■ WHAT NEEDS TO BE DONE:
Please recast the stretch of material from the line containing "- wifi-icon: ≋: [710, 13, 734, 44]" through the line containing "- x-tick: [290, 1485, 292, 1499]" as a numbered list, leaving out blank lines.

■ Layout region records:
■ ■ ■ ■ ■

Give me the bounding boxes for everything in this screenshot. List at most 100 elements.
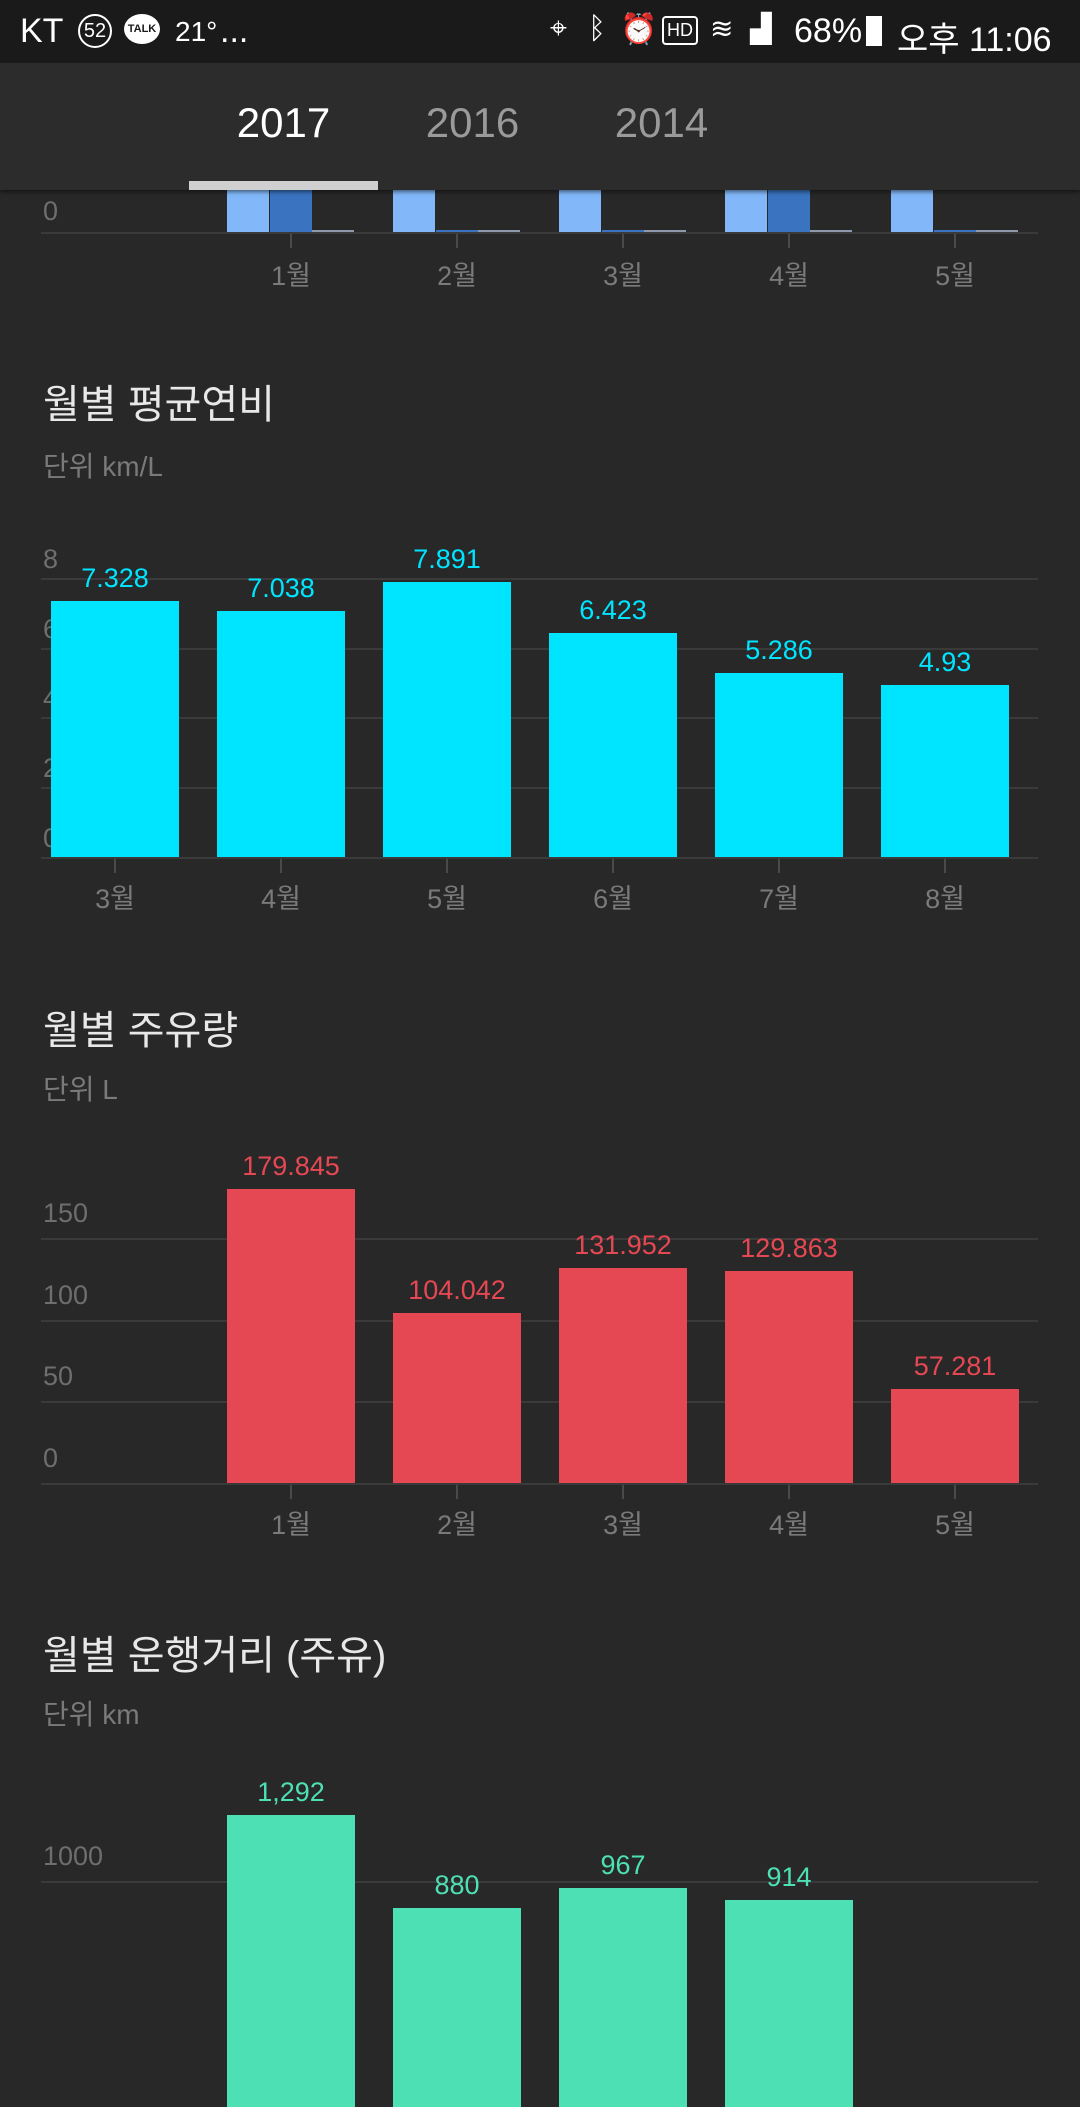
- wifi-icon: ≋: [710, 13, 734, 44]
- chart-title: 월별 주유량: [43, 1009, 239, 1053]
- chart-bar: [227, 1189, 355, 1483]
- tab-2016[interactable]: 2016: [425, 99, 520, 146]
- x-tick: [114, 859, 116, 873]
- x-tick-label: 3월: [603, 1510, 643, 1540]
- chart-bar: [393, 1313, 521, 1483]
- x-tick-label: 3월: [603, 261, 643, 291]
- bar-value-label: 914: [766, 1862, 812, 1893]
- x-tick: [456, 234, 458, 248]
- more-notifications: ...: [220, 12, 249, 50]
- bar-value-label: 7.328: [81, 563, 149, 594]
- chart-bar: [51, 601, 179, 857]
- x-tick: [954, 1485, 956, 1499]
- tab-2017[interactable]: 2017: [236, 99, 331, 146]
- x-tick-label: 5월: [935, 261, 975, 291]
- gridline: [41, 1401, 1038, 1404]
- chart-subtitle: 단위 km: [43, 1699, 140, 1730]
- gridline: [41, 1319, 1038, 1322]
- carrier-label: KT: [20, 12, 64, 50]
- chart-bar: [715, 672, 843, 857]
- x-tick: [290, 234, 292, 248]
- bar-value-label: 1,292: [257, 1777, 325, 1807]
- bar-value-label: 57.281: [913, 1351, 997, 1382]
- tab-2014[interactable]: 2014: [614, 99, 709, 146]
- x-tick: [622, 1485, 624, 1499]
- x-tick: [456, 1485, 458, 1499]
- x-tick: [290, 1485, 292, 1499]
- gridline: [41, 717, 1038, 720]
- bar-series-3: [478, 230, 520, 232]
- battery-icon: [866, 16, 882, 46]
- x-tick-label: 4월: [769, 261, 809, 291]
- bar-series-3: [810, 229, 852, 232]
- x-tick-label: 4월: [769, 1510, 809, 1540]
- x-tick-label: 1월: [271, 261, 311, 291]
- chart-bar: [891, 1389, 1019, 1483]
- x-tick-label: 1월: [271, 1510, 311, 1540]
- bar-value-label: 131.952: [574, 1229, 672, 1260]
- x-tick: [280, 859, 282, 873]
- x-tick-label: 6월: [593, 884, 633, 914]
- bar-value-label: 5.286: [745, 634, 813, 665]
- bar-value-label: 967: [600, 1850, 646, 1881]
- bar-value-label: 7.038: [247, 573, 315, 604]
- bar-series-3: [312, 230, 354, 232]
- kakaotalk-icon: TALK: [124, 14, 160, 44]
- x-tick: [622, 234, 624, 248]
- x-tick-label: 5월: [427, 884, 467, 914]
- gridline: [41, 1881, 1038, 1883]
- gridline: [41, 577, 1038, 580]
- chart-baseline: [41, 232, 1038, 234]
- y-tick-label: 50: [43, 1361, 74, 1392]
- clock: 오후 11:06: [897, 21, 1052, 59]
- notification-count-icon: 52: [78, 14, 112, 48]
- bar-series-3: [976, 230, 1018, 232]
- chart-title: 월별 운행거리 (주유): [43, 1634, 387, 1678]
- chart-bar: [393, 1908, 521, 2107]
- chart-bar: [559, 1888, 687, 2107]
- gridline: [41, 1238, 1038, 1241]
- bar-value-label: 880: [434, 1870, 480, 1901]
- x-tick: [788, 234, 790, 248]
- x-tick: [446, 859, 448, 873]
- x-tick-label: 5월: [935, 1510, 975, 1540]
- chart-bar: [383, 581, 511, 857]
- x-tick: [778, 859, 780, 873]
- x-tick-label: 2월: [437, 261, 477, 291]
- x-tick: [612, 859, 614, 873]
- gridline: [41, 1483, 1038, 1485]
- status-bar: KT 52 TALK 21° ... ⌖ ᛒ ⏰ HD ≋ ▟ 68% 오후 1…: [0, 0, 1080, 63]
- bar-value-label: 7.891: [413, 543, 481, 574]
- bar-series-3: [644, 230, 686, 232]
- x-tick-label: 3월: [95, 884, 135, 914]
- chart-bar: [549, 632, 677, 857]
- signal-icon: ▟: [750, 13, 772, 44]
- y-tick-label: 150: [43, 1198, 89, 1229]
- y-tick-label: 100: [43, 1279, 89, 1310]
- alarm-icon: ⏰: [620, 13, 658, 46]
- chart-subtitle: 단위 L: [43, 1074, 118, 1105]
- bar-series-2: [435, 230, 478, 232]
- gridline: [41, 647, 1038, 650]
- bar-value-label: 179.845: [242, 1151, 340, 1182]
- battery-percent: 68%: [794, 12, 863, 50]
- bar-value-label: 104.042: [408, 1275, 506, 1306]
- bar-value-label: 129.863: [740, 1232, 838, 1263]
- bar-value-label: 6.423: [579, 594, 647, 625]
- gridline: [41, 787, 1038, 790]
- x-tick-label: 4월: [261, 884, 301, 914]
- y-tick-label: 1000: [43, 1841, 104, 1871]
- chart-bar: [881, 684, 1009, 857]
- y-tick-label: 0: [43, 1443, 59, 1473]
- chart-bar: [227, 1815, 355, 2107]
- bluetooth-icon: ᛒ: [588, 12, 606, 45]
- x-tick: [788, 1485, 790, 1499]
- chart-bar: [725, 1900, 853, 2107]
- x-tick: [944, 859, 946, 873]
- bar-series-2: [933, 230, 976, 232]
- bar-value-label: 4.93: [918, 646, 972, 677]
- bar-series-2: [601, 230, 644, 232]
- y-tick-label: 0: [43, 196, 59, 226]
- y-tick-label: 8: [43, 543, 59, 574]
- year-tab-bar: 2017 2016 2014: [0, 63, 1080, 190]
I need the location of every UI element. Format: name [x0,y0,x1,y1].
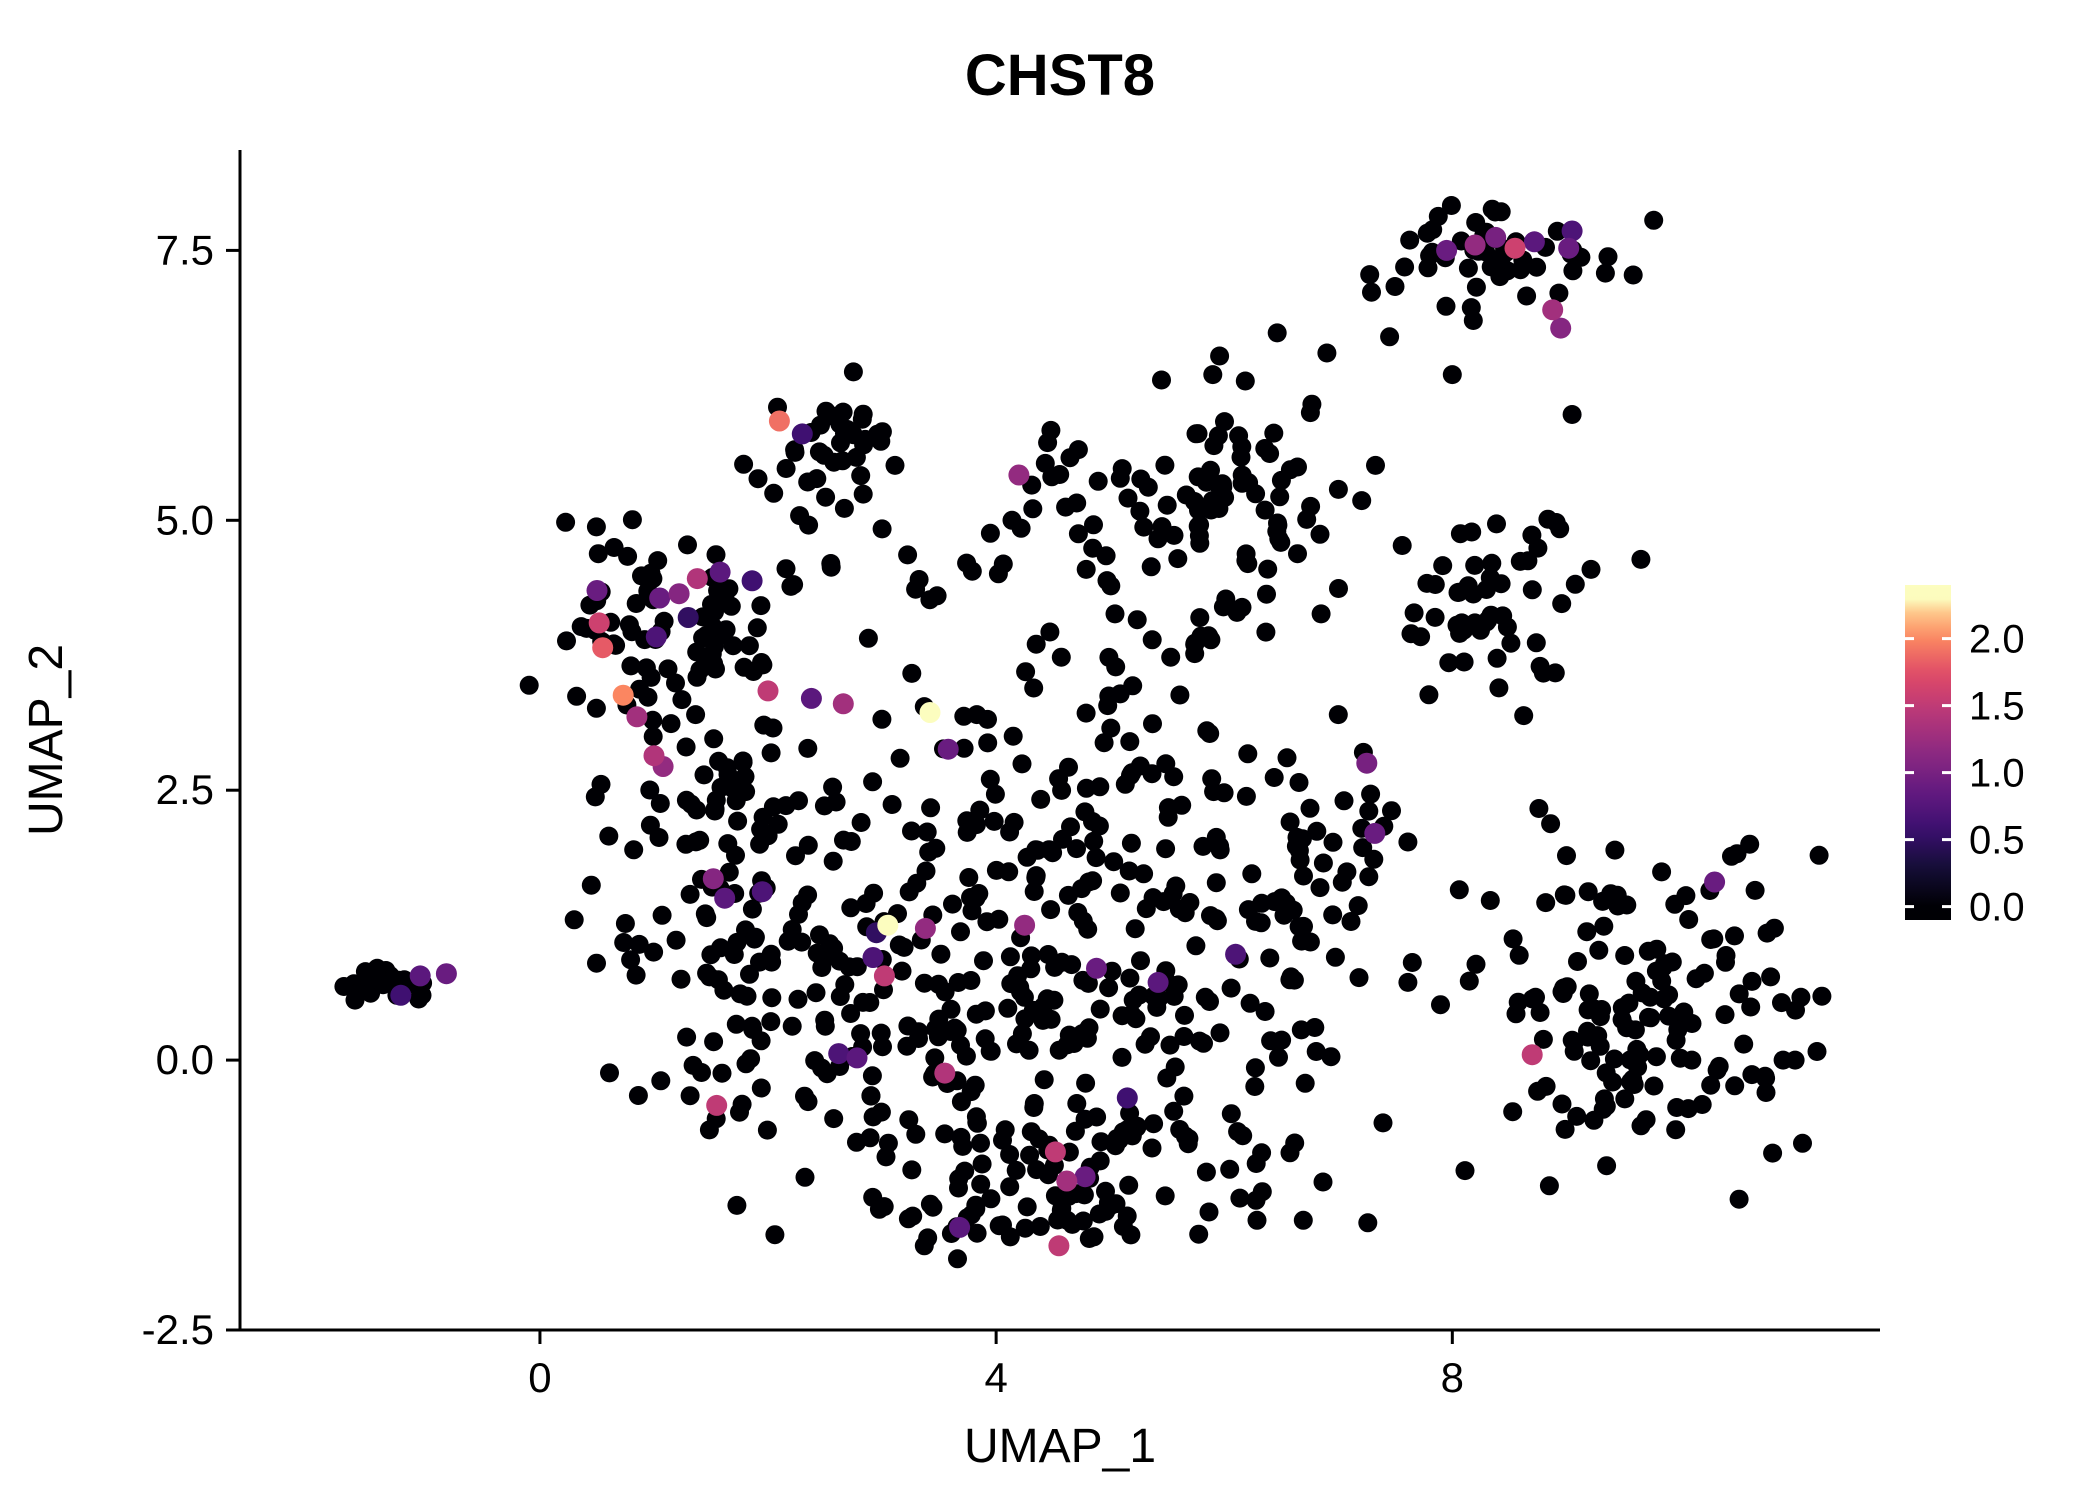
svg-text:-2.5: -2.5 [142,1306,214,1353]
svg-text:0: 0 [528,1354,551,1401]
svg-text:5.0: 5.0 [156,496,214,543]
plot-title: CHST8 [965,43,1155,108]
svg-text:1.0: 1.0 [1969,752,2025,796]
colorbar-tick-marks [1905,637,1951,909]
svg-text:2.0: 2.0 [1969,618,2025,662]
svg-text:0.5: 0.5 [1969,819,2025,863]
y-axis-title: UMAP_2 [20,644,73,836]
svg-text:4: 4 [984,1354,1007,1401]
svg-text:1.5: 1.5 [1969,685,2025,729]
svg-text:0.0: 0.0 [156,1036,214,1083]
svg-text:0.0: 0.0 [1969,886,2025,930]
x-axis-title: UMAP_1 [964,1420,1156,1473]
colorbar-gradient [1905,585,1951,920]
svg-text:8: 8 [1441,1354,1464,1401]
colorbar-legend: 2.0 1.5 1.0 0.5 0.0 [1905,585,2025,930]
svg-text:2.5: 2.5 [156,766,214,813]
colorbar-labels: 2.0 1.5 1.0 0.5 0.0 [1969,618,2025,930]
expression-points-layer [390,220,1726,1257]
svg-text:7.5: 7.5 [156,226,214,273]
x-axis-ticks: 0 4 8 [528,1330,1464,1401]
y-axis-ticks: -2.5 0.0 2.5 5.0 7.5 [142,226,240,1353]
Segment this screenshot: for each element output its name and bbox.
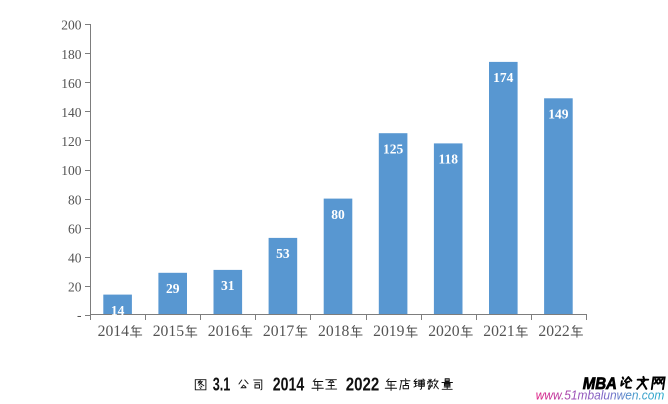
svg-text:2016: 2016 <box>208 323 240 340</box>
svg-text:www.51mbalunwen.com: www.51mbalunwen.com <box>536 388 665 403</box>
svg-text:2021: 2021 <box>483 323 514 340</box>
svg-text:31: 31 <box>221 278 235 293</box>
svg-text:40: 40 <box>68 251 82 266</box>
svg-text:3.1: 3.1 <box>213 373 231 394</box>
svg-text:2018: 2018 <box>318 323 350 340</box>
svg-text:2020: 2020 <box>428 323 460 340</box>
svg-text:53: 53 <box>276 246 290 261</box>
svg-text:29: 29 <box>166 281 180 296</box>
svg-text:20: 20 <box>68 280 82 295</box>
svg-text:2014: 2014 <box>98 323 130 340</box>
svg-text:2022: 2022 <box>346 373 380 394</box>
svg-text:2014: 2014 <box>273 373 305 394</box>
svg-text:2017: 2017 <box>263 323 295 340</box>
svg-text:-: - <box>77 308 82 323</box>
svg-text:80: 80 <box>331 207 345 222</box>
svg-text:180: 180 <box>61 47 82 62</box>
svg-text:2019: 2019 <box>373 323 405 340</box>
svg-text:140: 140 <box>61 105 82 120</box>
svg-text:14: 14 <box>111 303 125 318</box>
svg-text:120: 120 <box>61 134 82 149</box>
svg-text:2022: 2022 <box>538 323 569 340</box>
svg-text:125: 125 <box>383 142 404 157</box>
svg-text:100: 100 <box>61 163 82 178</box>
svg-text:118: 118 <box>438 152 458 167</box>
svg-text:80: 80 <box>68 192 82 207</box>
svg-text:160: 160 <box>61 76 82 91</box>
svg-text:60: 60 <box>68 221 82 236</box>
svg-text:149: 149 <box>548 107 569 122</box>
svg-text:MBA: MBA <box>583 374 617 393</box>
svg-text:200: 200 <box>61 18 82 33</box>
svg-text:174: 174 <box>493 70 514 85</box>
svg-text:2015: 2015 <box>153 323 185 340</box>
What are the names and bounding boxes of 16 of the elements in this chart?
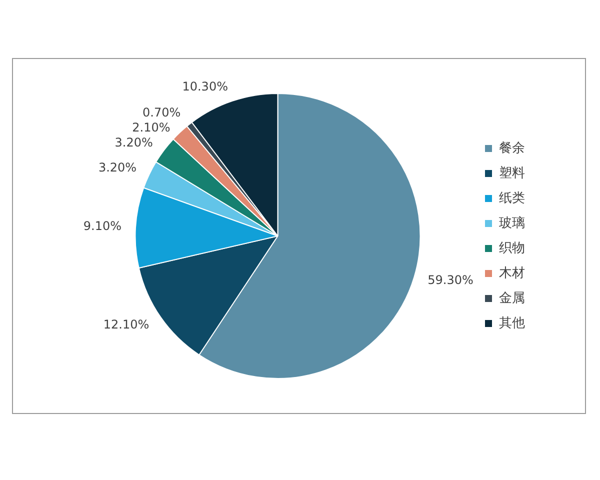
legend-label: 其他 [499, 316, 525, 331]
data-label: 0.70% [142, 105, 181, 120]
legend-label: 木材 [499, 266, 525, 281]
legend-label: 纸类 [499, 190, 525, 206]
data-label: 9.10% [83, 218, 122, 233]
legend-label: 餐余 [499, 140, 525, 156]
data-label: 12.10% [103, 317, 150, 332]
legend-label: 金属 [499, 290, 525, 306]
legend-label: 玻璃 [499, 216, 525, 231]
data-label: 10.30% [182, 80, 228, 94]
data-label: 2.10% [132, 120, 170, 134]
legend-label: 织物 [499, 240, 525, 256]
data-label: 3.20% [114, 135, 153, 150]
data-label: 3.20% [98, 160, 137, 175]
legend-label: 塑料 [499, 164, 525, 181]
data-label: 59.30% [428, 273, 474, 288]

■ ■ ■ ■ ■

■ TASK RESULT:
1. - wifi-icon: ≋: [710, 13, 734, 44]
2. - chart-title: 월별 주유량: [43, 1009, 239, 1053]
3. - chart-bar: [227, 1189, 355, 1483]
4. - tab-2016[interactable]: 2016: [425, 99, 520, 146]
5. - x-tick: [114, 859, 116, 873]
6. - x-tick-label: 3월: [603, 1510, 643, 1540]
7. - chart-bar: [393, 1313, 521, 1483]
8. - x-tick-label: 3월: [603, 261, 643, 291]
9. - bar-value-label: 914: [766, 1862, 812, 1893]
10. - x-tick: [456, 234, 458, 248]
11. - more-notifications: ...: [220, 12, 249, 50]
12. - bar-value-label: 7.328: [81, 563, 149, 594]
13. - chart-bar: [51, 601, 179, 857]
14. - x-tick: [954, 1485, 956, 1499]
15. - tab-2017[interactable]: 2017: [236, 99, 331, 146]
16. - x-tick-label: 5월: [935, 261, 975, 291]
17. - gridline: [41, 1401, 1038, 1404]
18. - chart-subtitle: 단위 km: [43, 1699, 140, 1730]
19. - gridline: [41, 1319, 1038, 1322]
20. - carrier-label: KT: [20, 12, 64, 50]
21. - chart-bar: [715, 672, 843, 857]
22. - x-tick: [290, 234, 292, 248]
23. - bar-value-label: 1,292: [257, 1777, 325, 1807]
24. - bar-value-label: 57.281: [913, 1351, 997, 1382]
25. - tab-2014[interactable]: 2014: [614, 99, 709, 146]
26. - x-tick: [622, 1485, 624, 1499]
27. - x-tick: [456, 1485, 458, 1499]
28. - x-tick: [290, 1485, 292, 1499]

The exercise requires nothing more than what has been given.